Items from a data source

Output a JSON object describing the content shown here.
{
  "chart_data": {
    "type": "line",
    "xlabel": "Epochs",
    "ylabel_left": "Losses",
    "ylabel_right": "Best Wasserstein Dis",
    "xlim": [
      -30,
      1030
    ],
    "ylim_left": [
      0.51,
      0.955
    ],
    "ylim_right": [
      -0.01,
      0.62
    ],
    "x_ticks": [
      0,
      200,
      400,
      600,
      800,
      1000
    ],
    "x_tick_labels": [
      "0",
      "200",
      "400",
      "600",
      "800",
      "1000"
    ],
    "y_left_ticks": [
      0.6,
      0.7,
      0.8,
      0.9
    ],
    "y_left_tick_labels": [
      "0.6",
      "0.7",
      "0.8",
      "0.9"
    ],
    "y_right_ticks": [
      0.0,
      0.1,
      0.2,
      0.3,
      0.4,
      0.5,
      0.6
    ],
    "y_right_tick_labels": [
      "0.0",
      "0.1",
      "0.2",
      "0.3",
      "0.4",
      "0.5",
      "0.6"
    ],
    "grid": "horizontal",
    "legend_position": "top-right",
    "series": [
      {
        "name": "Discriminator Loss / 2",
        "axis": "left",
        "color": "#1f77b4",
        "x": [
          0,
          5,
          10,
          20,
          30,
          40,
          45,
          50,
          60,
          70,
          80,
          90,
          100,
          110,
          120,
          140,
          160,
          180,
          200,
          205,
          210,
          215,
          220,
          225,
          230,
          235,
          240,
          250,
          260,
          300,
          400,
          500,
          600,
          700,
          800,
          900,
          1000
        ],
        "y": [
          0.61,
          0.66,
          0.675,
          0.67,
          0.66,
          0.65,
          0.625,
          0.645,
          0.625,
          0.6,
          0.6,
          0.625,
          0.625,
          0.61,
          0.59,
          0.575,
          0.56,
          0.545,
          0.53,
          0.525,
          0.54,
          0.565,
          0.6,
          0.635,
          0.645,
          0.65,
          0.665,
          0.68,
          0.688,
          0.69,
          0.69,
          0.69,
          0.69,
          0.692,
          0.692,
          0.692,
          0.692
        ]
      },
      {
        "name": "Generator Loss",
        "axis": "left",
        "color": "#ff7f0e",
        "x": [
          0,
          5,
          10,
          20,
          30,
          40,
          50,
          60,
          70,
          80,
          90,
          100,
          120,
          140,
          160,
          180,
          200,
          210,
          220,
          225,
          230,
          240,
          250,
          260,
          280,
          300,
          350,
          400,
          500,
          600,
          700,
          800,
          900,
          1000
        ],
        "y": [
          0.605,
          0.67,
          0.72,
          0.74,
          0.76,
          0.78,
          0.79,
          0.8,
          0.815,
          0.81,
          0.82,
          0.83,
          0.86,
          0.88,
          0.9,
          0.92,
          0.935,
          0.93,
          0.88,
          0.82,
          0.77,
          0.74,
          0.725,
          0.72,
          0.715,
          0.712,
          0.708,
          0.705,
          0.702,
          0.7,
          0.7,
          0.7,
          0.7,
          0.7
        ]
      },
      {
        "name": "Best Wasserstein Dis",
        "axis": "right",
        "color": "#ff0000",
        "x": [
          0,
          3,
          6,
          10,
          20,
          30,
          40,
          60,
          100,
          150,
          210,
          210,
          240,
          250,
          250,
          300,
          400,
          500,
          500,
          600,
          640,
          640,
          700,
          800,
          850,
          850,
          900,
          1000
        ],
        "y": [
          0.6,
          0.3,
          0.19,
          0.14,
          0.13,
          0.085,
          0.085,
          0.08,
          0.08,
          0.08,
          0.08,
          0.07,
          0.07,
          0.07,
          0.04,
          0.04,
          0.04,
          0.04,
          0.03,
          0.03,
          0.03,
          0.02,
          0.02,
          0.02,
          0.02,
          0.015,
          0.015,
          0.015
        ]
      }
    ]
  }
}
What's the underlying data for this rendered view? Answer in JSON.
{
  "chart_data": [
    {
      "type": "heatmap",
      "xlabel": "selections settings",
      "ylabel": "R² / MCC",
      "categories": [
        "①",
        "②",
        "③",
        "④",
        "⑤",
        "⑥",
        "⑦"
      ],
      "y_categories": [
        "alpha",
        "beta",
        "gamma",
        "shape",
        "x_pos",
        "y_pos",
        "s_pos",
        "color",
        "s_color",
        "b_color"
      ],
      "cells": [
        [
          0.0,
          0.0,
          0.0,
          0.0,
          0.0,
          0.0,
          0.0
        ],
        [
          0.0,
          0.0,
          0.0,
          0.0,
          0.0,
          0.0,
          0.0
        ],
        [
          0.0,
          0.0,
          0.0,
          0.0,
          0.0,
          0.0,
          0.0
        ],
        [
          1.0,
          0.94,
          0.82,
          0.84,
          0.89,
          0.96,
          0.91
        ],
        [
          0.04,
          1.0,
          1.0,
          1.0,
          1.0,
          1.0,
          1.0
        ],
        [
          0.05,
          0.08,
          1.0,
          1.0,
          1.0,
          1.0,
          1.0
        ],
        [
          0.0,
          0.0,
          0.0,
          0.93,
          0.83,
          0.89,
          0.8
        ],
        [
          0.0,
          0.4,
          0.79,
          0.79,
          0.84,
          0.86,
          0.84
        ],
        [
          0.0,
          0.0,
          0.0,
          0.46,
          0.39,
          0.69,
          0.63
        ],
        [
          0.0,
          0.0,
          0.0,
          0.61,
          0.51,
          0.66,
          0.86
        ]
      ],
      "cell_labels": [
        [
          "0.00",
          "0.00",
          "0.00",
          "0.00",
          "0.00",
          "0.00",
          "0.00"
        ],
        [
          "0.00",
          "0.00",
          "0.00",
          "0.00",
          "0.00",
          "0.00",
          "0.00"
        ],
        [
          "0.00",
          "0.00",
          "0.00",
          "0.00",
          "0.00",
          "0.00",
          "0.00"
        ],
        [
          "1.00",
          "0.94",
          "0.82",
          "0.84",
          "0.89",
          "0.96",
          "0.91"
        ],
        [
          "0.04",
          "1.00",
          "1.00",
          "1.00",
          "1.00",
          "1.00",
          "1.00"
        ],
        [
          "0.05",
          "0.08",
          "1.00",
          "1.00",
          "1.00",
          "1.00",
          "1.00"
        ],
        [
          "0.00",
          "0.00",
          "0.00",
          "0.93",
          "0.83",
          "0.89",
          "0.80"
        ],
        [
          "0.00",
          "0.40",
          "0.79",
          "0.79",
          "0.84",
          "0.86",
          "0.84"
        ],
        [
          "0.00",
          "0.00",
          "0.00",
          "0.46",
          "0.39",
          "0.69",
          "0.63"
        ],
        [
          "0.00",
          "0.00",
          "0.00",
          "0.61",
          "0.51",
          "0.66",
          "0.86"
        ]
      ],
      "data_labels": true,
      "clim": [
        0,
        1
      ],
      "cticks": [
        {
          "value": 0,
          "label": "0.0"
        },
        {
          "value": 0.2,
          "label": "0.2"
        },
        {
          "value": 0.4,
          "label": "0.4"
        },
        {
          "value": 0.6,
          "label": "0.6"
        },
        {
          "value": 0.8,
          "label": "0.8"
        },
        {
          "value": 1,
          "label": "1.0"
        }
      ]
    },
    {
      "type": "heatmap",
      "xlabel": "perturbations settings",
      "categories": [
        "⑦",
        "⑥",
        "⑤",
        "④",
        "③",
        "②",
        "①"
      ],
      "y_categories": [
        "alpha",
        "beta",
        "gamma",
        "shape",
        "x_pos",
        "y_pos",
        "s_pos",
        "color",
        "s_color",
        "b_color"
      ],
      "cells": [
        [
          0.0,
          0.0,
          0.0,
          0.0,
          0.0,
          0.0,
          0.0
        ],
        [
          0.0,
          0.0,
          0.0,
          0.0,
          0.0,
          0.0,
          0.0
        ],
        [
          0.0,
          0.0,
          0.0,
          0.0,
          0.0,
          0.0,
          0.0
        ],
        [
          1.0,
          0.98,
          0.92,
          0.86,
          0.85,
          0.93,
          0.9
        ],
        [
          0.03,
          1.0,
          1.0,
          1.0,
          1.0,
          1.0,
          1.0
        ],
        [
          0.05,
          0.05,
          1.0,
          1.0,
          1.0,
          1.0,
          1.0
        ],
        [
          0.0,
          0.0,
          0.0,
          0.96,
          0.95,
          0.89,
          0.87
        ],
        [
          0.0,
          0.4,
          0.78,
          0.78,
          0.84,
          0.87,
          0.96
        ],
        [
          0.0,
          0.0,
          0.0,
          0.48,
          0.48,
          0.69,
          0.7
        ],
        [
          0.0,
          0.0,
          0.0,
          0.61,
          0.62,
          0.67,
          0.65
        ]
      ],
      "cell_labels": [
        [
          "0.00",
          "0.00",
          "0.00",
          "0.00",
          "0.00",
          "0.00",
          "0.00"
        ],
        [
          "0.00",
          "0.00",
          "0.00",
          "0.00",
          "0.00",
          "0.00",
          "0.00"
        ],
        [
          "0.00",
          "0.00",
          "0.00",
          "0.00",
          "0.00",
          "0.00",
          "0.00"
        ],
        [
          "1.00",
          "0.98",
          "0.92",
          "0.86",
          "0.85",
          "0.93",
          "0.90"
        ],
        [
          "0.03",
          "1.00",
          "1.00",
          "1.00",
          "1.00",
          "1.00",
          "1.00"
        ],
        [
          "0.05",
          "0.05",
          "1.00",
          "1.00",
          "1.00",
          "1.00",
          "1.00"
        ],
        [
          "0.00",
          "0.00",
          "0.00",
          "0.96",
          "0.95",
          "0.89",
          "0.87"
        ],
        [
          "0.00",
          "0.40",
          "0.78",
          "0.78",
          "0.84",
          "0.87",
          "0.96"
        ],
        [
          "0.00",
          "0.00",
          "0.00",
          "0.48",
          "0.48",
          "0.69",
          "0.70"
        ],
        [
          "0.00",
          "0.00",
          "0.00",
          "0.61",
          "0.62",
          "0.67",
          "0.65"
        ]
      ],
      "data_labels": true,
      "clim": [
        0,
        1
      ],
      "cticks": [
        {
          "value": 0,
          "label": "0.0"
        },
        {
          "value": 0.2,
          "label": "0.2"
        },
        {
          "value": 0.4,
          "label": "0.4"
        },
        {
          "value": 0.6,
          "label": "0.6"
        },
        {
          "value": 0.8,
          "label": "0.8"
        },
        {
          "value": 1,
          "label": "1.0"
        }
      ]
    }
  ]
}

- _Stated exercise_
Identify all lines where the word "settings" shows up. Copy them.

- _Correct answer_
      "xlabel": "selections settings",
      "xlabel": "perturbations settings",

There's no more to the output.